● **Short task**:
Quote the records in full and leave their pictures out.

● **Data provided**:
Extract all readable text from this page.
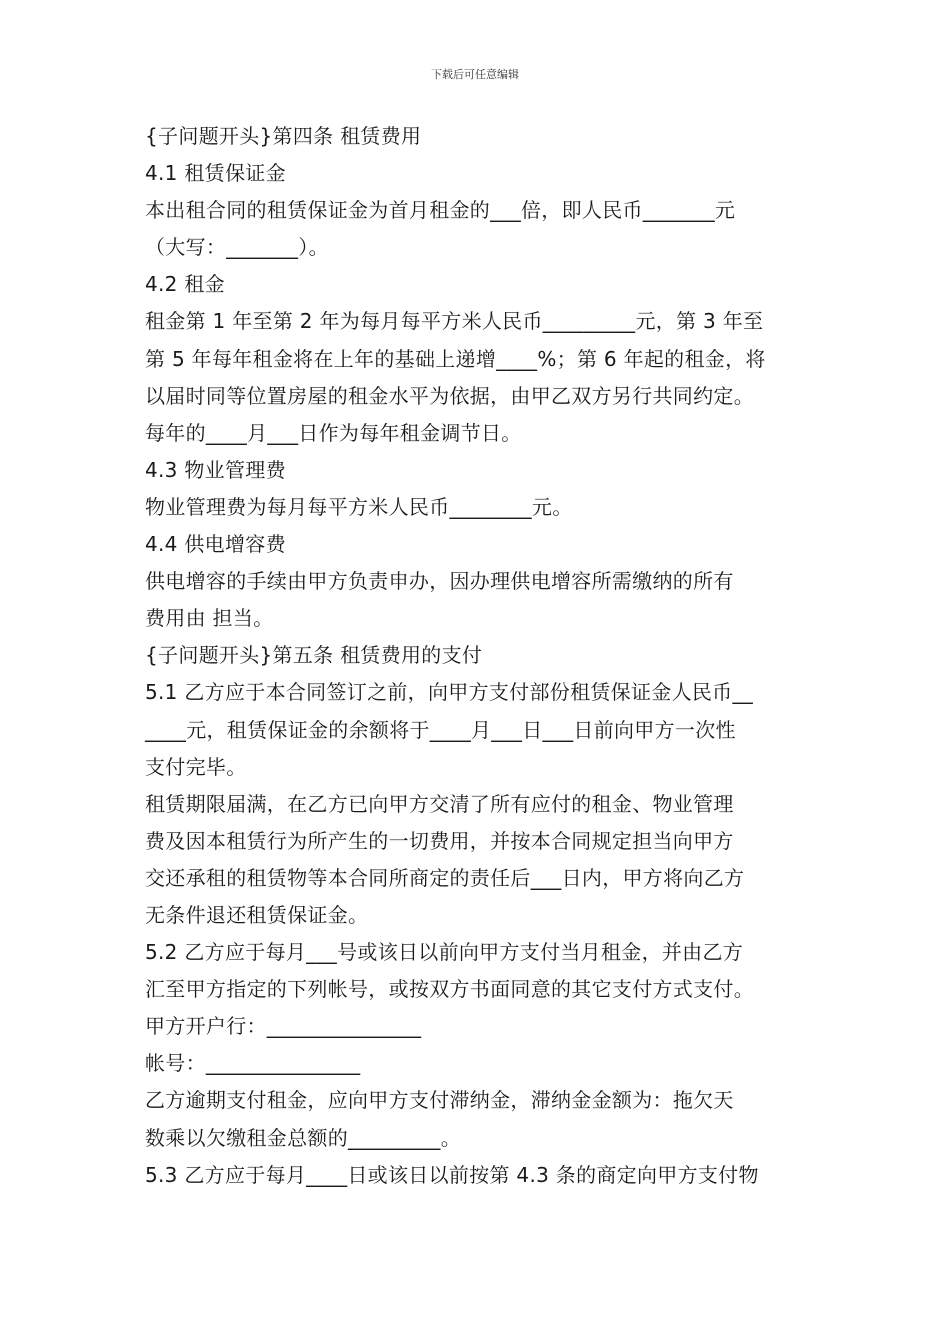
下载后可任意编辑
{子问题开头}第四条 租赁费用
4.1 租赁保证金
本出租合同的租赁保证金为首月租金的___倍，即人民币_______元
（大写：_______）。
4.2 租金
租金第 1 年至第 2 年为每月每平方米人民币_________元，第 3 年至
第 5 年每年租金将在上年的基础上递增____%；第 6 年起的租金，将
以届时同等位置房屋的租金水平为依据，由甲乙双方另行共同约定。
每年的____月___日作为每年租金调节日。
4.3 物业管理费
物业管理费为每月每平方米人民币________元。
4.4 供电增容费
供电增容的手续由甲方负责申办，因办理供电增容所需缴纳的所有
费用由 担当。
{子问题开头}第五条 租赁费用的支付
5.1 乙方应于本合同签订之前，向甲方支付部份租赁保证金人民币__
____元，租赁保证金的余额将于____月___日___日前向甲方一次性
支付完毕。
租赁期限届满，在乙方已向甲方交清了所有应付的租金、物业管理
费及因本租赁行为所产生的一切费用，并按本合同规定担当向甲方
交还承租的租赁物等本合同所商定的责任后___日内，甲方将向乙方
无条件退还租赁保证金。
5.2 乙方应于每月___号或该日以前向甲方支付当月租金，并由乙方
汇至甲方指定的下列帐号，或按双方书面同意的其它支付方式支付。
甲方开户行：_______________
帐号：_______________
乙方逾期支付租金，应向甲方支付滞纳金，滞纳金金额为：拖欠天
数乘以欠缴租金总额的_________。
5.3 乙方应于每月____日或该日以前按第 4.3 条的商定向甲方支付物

● **Problem solution**:
Extract all readable text from this page.
下载后可任意编辑
{子问题开头}第四条 租赁费用
4.1 租赁保证金
本出租合同的租赁保证金为首月租金的___倍，即人民币_______元
（大写：_______）。
4.2 租金
租金第 1 年至第 2 年为每月每平方米人民币_________元，第 3 年至
第 5 年每年租金将在上年的基础上递增____%；第 6 年起的租金，将
以届时同等位置房屋的租金水平为依据，由甲乙双方另行共同约定。
每年的____月___日作为每年租金调节日。
4.3 物业管理费
物业管理费为每月每平方米人民币________元。
4.4 供电增容费
供电增容的手续由甲方负责申办，因办理供电增容所需缴纳的所有
费用由 担当。
{子问题开头}第五条 租赁费用的支付
5.1 乙方应于本合同签订之前，向甲方支付部份租赁保证金人民币__
____元，租赁保证金的余额将于____月___日___日前向甲方一次性
支付完毕。
租赁期限届满，在乙方已向甲方交清了所有应付的租金、物业管理
费及因本租赁行为所产生的一切费用，并按本合同规定担当向甲方
交还承租的租赁物等本合同所商定的责任后___日内，甲方将向乙方
无条件退还租赁保证金。
5.2 乙方应于每月___号或该日以前向甲方支付当月租金，并由乙方
汇至甲方指定的下列帐号，或按双方书面同意的其它支付方式支付。
甲方开户行：_______________
帐号：_______________
乙方逾期支付租金，应向甲方支付滞纳金，滞纳金金额为：拖欠天
数乘以欠缴租金总额的_________。
5.3 乙方应于每月____日或该日以前按第 4.3 条的商定向甲方支付物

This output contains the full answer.